-- Record excerpts start --
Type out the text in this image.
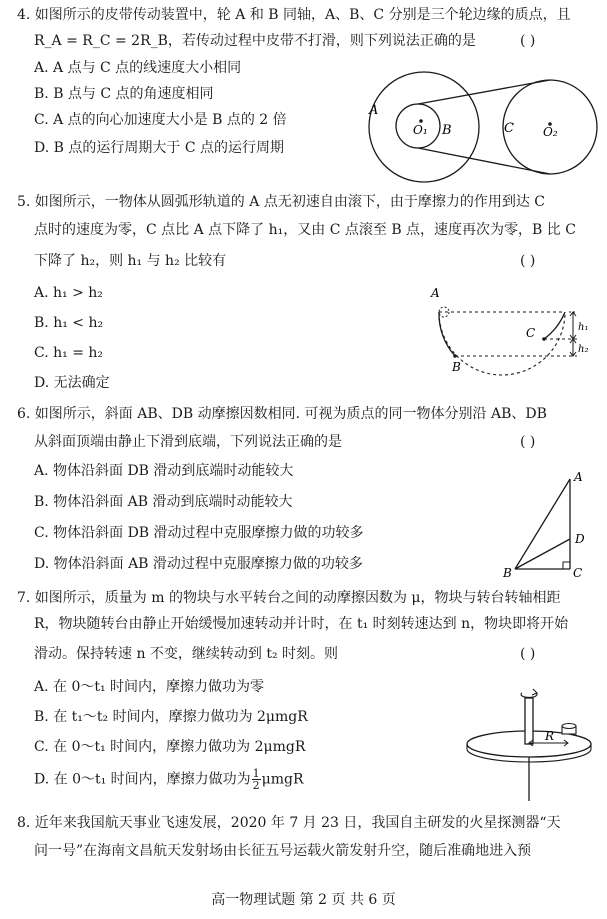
4. 如图所示的皮带传动装置中，轮 A 和 B 同轴，A、B、C 分别是三个轮边缘的质点，且
R_A = R_C = 2R_B，若传动过程中皮带不打滑，则下列说法正确的是	( )
A. A 点与 C 点的线速度大小相同
B. B 点与 C 点的角速度相同
C. A 点的向心加速度大小是 B 点的 2 倍
D. B 点的运行周期大于 C 点的运行周期
A
B	C
O₁	O₂
5. 如图所示，一物体从圆弧形轨道的 A 点无初速自由滚下，由于摩擦力的作用到达 C
点时的速度为零，C 点比 A 点下降了 h₁，又由 C 点滚至 B 点，速度再次为零，B 比 C
下降了 h₂，则 h₁ 与 h₂ 比较有	( )
A. h₁ > h₂
B. h₁ < h₂
C. h₁ = h₂
D. 无法确定
A
B
C	h₁
h₂
6. 如图所示，斜面 AB、DB 动摩擦因数相同. 可视为质点的同一物体分别沿 AB、DB
从斜面顶端由静止下滑到底端，下列说法正确的是	( )
A. 物体沿斜面 DB 滑动到底端时动能较大
B. 物体沿斜面 AB 滑动到底端时动能较大
C. 物体沿斜面 DB 滑动过程中克服摩擦力做的功较多
D. 物体沿斜面 AB 滑动过程中克服摩擦力做的功较多
A
B	C
D
7. 如图所示，质量为 m 的物块与水平转台之间的动摩擦因数为 μ，物块与转台转轴相距
R，物块随转台由静止开始缓慢加速转动并计时，在 t₁ 时刻转速达到 n，物块即将开始
滑动。保持转速 n 不变，继续转动到 t₂ 时刻。则	( )
A. 在 0～t₁ 时间内，摩擦力做功为零
B. 在 t₁～t₂ 时间内，摩擦力做功为 2μmgR
C. 在 0～t₁ 时间内，摩擦力做功为 2μmgR
D. 在 0～t₁ 时间内，摩擦力做功为 $\frac{1}{2}$ μmgR
R
8. 近年来我国航天事业飞速发展，2020 年 7 月 23 日，我国自主研发的火星探测器“天
问一号”在海南文昌航天发射场由长征五号运载火箭发射升空，随后准确地进入预
高一物理试题 第 2 页 共 6 页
-- Record excerpts end --
Every line holding "物体沿斜面" should be copied out.

A. 物体沿斜面 DB 滑动到底端时动能较大
B. 物体沿斜面 AB 滑动到底端时动能较大
C. 物体沿斜面 DB 滑动过程中克服摩擦力做的功较多
D. 物体沿斜面 AB 滑动过程中克服摩擦力做的功较多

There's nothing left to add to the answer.